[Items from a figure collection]

· · · ·

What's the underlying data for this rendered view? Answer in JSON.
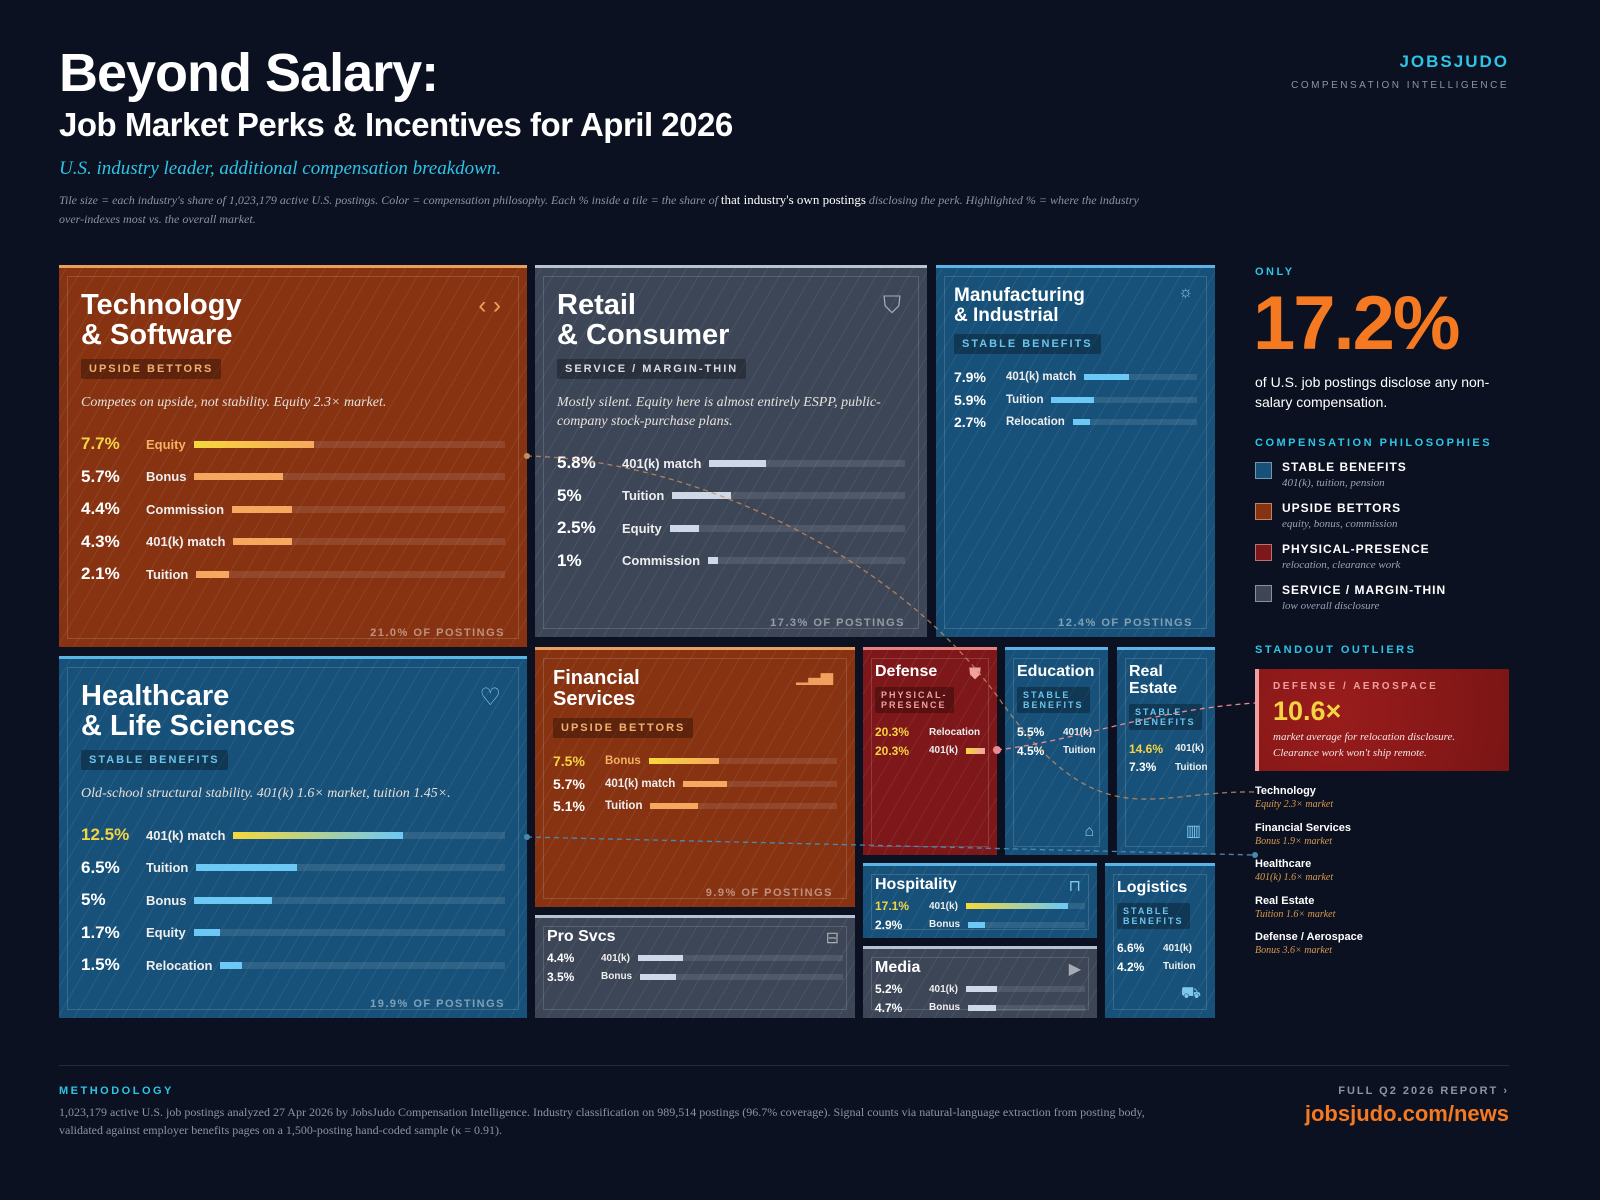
{
  "header": {
    "title": "Beyond Salary:",
    "subtitle": "Job Market Perks & Incentives for April 2026",
    "tagline": "U.S. industry leader, additional compensation breakdown.",
    "note_before": "Tile size = each industry's share of 1,023,179 active U.S. postings. Color = compensation philosophy. Each % inside a tile = the share of",
    "note_bold": "that industry's own postings",
    "note_after": "disclosing the perk. Highlighted % = where the industry over-indexes most vs. the overall market."
  },
  "brand": {
    "name": "JOBSJUDO",
    "sub": "COMPENSATION INTELLIGENCE"
  },
  "colors": {
    "upside": "#873312",
    "stable": "#175179",
    "physical": "#7e1719",
    "service": "#3d4657",
    "accent": "#2ec4e6",
    "highlight": "#f5d442",
    "orange": "#f47920"
  },
  "bar_scale_max_pct": 20,
  "tiles": [
    {
      "id": "technology",
      "name": "Technology\n& Software",
      "philosophy": "upside",
      "badge": "UPSIDE BETTORS",
      "icon": "code-icon",
      "desc": "Competes on upside, not stability. Equity 2.3× market.",
      "share": "21.0% OF POSTINGS",
      "perks": [
        {
          "pct": "7.7%",
          "value": 7.7,
          "label": "Equity",
          "highlight": true
        },
        {
          "pct": "5.7%",
          "value": 5.7,
          "label": "Bonus"
        },
        {
          "pct": "4.4%",
          "value": 4.4,
          "label": "Commission"
        },
        {
          "pct": "4.3%",
          "value": 4.3,
          "label": "401(k) match"
        },
        {
          "pct": "2.1%",
          "value": 2.1,
          "label": "Tuition"
        }
      ]
    },
    {
      "id": "retail",
      "name": "Retail\n& Consumer",
      "philosophy": "service",
      "badge": "SERVICE / MARGIN-THIN",
      "icon": "shopping-bag-icon",
      "desc": "Mostly silent. Equity here is almost entirely ESPP, public-company stock-purchase plans.",
      "share": "17.3% OF POSTINGS",
      "perks": [
        {
          "pct": "5.8%",
          "value": 5.8,
          "label": "401(k) match"
        },
        {
          "pct": "5%",
          "value": 5,
          "label": "Tuition"
        },
        {
          "pct": "2.5%",
          "value": 2.5,
          "label": "Equity"
        },
        {
          "pct": "1%",
          "value": 1,
          "label": "Commission"
        }
      ]
    },
    {
      "id": "manufacturing",
      "name": "Manufacturing\n& Industrial",
      "philosophy": "stable",
      "badge": "STABLE BENEFITS",
      "icon": "gear-icon",
      "share": "12.4% OF POSTINGS",
      "perks": [
        {
          "pct": "7.9%",
          "value": 7.9,
          "label": "401(k) match"
        },
        {
          "pct": "5.9%",
          "value": 5.9,
          "label": "Tuition"
        },
        {
          "pct": "2.7%",
          "value": 2.7,
          "label": "Relocation"
        }
      ]
    },
    {
      "id": "healthcare",
      "name": "Healthcare\n& Life Sciences",
      "philosophy": "stable",
      "badge": "STABLE BENEFITS",
      "icon": "heart-pulse-icon",
      "desc": "Old-school structural stability. 401(k) 1.6× market, tuition 1.45×.",
      "share": "19.9% OF POSTINGS",
      "perks": [
        {
          "pct": "12.5%",
          "value": 12.5,
          "label": "401(k) match",
          "highlight": true
        },
        {
          "pct": "6.5%",
          "value": 6.5,
          "label": "Tuition"
        },
        {
          "pct": "5%",
          "value": 5,
          "label": "Bonus"
        },
        {
          "pct": "1.7%",
          "value": 1.7,
          "label": "Equity"
        },
        {
          "pct": "1.5%",
          "value": 1.5,
          "label": "Relocation"
        }
      ]
    },
    {
      "id": "financial",
      "name": "Financial\nServices",
      "philosophy": "upside",
      "badge": "UPSIDE BETTORS",
      "icon": "bar-chart-icon",
      "share": "9.9% OF POSTINGS",
      "perks": [
        {
          "pct": "7.5%",
          "value": 7.5,
          "label": "Bonus",
          "highlight": true
        },
        {
          "pct": "5.7%",
          "value": 5.7,
          "label": "401(k) match"
        },
        {
          "pct": "5.1%",
          "value": 5.1,
          "label": "Tuition"
        }
      ]
    },
    {
      "id": "prosvcs",
      "name": "Pro Svcs",
      "philosophy": "service",
      "icon": "briefcase-icon",
      "perks": [
        {
          "pct": "4.4%",
          "value": 4.4,
          "label": "401(k)"
        },
        {
          "pct": "3.5%",
          "value": 3.5,
          "label": "Bonus"
        }
      ]
    },
    {
      "id": "defense",
      "name": "Defense",
      "philosophy": "physical",
      "badge": "PHYSICAL-\nPRESENCE",
      "icon": "shield-star-icon",
      "perks": [
        {
          "pct": "20.3%",
          "value": 20.3,
          "label": "Relocation",
          "highlight": true
        },
        {
          "pct": "20.3%",
          "value": 20.3,
          "label": "401(k)",
          "highlight": true
        }
      ]
    },
    {
      "id": "education",
      "name": "Education",
      "philosophy": "stable",
      "badge": "STABLE\nBENEFITS",
      "icon": "graduation-cap-icon",
      "perks": [
        {
          "pct": "5.5%",
          "value": 5.5,
          "label": "401(k)"
        },
        {
          "pct": "4.5%",
          "value": 4.5,
          "label": "Tuition"
        }
      ]
    },
    {
      "id": "realestate",
      "name": "Real\nEstate",
      "philosophy": "stable",
      "badge": "STABLE\nBENEFITS",
      "icon": "building-icon",
      "perks": [
        {
          "pct": "14.6%",
          "value": 14.6,
          "label": "401(k)",
          "highlight": true
        },
        {
          "pct": "7.3%",
          "value": 7.3,
          "label": "Tuition"
        }
      ]
    },
    {
      "id": "hospitality",
      "name": "Hospitality",
      "philosophy": "stable",
      "icon": "bed-icon",
      "perks": [
        {
          "pct": "17.1%",
          "value": 17.1,
          "label": "401(k)",
          "highlight": true
        },
        {
          "pct": "2.9%",
          "value": 2.9,
          "label": "Bonus"
        }
      ]
    },
    {
      "id": "media",
      "name": "Media",
      "philosophy": "service",
      "icon": "video-icon",
      "perks": [
        {
          "pct": "5.2%",
          "value": 5.2,
          "label": "401(k)"
        },
        {
          "pct": "4.7%",
          "value": 4.7,
          "label": "Bonus"
        }
      ]
    },
    {
      "id": "logistics",
      "name": "Logistics",
      "philosophy": "stable",
      "badge": "STABLE\nBENEFITS",
      "icon": "truck-icon",
      "perks": [
        {
          "pct": "6.6%",
          "value": 6.6,
          "label": "401(k)"
        },
        {
          "pct": "4.2%",
          "value": 4.2,
          "label": "Tuition"
        }
      ]
    }
  ],
  "sidebar": {
    "only": "ONLY",
    "big_stat": "17.2%",
    "big_text": "of U.S. job postings disclose any non-salary compensation.",
    "philosophies_heading": "COMPENSATION PHILOSOPHIES",
    "philosophies": [
      {
        "name": "STABLE BENEFITS",
        "desc": "401(k), tuition, pension",
        "color": "#175179"
      },
      {
        "name": "UPSIDE BETTORS",
        "desc": "equity, bonus, commission",
        "color": "#873312"
      },
      {
        "name": "PHYSICAL-PRESENCE",
        "desc": "relocation, clearance work",
        "color": "#7e1719"
      },
      {
        "name": "SERVICE / MARGIN-THIN",
        "desc": "low overall disclosure",
        "color": "#3d4657"
      }
    ],
    "outliers_heading": "STANDOUT OUTLIERS",
    "featured": {
      "kicker": "DEFENSE / AEROSPACE",
      "value": "10.6×",
      "text": "market average for relocation disclosure. Clearance work won't ship remote."
    },
    "outliers": [
      {
        "name": "Technology",
        "desc": "Equity 2.3× market"
      },
      {
        "name": "Financial Services",
        "desc": "Bonus 1.9× market"
      },
      {
        "name": "Healthcare",
        "desc": "401(k) 1.6× market"
      },
      {
        "name": "Real Estate",
        "desc": "Tuition 1.6× market"
      },
      {
        "name": "Defense / Aerospace",
        "desc": "Bonus 3.6× market"
      }
    ]
  },
  "footer": {
    "methodology_heading": "METHODOLOGY",
    "methodology": "1,023,179 active U.S. job postings analyzed 27 Apr 2026 by JobsJudo Compensation Intelligence. Industry classification on 989,514 postings (96.7% coverage). Signal counts via natural-language extraction from posting body, validated against employer benefits pages on a 1,500-posting hand-coded sample (κ = 0.91).",
    "report_label": "FULL Q2 2026 REPORT ›",
    "url": "jobsjudo.com/news"
  }
}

· · · ·

Your task: Gather from the records above every line containing the string "stability".

Reply:
      "desc": "Competes on upside, not stability. Equity 2.3× market.",
      "desc": "Old-school structural stability. 401(k) 1.6× market, tuition 1.45×.",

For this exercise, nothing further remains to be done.